-- Exercise prompt --
Every line of the data that includes "mice" should be copied out.

####################

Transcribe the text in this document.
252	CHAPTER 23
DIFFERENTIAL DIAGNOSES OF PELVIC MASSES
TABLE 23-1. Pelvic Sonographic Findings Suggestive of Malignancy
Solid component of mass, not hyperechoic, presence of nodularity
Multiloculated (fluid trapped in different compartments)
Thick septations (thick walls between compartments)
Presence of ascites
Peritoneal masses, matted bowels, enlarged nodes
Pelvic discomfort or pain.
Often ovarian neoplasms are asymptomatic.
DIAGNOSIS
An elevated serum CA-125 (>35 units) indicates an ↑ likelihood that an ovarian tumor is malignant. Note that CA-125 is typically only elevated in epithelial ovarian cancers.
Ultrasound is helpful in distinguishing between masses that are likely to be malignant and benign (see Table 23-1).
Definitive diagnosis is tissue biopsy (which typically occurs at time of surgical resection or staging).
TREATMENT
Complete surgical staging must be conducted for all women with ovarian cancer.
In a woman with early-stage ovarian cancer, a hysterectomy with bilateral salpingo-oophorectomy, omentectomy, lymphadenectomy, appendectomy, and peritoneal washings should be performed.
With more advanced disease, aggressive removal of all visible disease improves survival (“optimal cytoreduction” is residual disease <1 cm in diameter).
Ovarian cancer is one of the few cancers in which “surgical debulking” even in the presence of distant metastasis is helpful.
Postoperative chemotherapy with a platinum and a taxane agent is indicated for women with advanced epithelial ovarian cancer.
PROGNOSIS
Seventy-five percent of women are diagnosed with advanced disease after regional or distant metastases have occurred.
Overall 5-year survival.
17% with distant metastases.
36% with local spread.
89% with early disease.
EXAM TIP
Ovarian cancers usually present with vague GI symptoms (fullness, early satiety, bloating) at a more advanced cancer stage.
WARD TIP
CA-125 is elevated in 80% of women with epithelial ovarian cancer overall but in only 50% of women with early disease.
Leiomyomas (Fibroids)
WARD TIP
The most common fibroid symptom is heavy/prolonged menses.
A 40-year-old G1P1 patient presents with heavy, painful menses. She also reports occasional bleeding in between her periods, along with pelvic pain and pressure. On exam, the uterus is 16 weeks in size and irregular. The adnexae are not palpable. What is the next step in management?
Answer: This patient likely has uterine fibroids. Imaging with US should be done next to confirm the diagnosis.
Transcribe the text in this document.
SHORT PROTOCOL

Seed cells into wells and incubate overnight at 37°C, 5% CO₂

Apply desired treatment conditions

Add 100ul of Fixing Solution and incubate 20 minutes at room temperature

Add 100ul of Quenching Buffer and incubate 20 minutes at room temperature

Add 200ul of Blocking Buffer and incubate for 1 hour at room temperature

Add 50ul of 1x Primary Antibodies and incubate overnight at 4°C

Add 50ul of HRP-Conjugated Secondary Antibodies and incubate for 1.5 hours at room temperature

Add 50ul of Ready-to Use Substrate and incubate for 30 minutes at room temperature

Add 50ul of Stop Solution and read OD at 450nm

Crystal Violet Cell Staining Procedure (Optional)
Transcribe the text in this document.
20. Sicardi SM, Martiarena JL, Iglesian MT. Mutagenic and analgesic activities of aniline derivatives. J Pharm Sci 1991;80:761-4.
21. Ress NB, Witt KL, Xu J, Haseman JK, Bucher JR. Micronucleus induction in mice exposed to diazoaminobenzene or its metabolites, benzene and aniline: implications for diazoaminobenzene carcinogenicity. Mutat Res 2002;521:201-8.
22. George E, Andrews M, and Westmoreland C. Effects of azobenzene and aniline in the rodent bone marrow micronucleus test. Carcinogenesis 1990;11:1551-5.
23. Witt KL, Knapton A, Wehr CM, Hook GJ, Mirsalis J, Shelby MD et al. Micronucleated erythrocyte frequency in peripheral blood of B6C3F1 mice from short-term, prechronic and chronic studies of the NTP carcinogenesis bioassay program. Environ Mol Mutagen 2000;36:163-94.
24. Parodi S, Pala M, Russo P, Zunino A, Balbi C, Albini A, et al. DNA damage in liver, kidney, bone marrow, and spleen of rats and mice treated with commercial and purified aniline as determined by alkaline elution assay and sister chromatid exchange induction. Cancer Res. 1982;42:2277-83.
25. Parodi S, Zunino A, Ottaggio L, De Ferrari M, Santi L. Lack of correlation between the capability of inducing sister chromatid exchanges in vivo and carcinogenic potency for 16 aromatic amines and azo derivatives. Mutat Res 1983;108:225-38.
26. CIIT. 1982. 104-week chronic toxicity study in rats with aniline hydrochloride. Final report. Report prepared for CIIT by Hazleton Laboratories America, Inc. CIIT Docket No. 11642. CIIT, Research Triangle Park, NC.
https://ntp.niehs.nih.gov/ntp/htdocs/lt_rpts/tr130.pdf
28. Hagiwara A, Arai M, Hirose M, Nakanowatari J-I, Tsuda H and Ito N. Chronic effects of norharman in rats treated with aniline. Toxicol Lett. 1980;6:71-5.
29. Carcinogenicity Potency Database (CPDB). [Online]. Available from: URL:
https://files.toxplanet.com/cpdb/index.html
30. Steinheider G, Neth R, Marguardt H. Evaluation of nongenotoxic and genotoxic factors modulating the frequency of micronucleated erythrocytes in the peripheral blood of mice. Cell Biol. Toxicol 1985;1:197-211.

####################

-- Task answer --
21. Ress NB, Witt KL, Xu J, Haseman JK, Bucher JR. Micronucleus induction in mice exposed to diazoaminobenzene or its metabolites, benzene and aniline: implications for diazoaminobenzene carcinogenicity. Mutat Res 2002;521:201-8.
23. Witt KL, Knapton A, Wehr CM, Hook GJ, Mirsalis J, Shelby MD et al. Micronucleated erythrocyte frequency in peripheral blood of B6C3F1 mice from short-term, prechronic and chronic studies of the NTP carcinogenesis bioassay program. Environ Mol Mutagen 2000;36:163-94.
24. Parodi S, Pala M, Russo P, Zunino A, Balbi C, Albini A, et al. DNA damage in liver, kidney, bone marrow, and spleen of rats and mice treated with commercial and purified aniline as determined by alkaline elution assay and sister chromatid exchange induction. Cancer Res. 1982;42:2277-83.
30. Steinheider G, Neth R, Marguardt H. Evaluation of nongenotoxic and genotoxic factors modulating the frequency of micronucleated erythrocytes in the peripheral blood of mice. Cell Biol. Toxicol 1985;1:197-211.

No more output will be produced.